>> BEGIN EXERCISE MATERIALS

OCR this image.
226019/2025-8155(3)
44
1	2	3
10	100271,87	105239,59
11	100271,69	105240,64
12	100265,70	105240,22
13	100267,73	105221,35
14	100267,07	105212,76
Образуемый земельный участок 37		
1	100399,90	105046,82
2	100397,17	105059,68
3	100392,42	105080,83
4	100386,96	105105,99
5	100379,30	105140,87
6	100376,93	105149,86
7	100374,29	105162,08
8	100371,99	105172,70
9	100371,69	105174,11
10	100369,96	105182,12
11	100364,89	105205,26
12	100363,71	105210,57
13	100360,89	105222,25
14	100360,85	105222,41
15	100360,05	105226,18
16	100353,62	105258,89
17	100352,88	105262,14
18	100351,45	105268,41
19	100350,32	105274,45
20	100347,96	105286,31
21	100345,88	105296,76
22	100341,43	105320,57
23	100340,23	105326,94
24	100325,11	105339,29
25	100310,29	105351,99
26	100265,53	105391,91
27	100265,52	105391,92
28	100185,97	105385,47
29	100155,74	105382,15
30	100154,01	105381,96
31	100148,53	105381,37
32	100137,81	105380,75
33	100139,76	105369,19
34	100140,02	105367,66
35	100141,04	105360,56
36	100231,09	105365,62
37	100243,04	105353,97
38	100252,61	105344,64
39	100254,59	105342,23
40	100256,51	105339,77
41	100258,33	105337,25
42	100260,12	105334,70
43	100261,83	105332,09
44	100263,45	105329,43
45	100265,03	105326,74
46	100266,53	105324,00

>> END EXERCISE MATERIALS

▶ _AIM_:
Using the data above, repeat every line exactly.

▶ _RESULT FOR THIS TASK_:
OCR this image.
226019/2025-8155(3)
44
1	2	3
10	100271,87	105239,59
11	100271,69	105240,64
12	100265,70	105240,22
13	100267,73	105221,35
14	100267,07	105212,76
Образуемый земельный участок 37		
1	100399,90	105046,82
2	100397,17	105059,68
3	100392,42	105080,83
4	100386,96	105105,99
5	100379,30	105140,87
6	100376,93	105149,86
7	100374,29	105162,08
8	100371,99	105172,70
9	100371,69	105174,11
10	100369,96	105182,12
11	100364,89	105205,26
12	100363,71	105210,57
13	100360,89	105222,25
14	100360,85	105222,41
15	100360,05	105226,18
16	100353,62	105258,89
17	100352,88	105262,14
18	100351,45	105268,41
19	100350,32	105274,45
20	100347,96	105286,31
21	100345,88	105296,76
22	100341,43	105320,57
23	100340,23	105326,94
24	100325,11	105339,29
25	100310,29	105351,99
26	100265,53	105391,91
27	100265,52	105391,92
28	100185,97	105385,47
29	100155,74	105382,15
30	100154,01	105381,96
31	100148,53	105381,37
32	100137,81	105380,75
33	100139,76	105369,19
34	100140,02	105367,66
35	100141,04	105360,56
36	100231,09	105365,62
37	100243,04	105353,97
38	100252,61	105344,64
39	100254,59	105342,23
40	100256,51	105339,77
41	100258,33	105337,25
42	100260,12	105334,70
43	100261,83	105332,09
44	100263,45	105329,43
45	100265,03	105326,74
46	100266,53	105324,00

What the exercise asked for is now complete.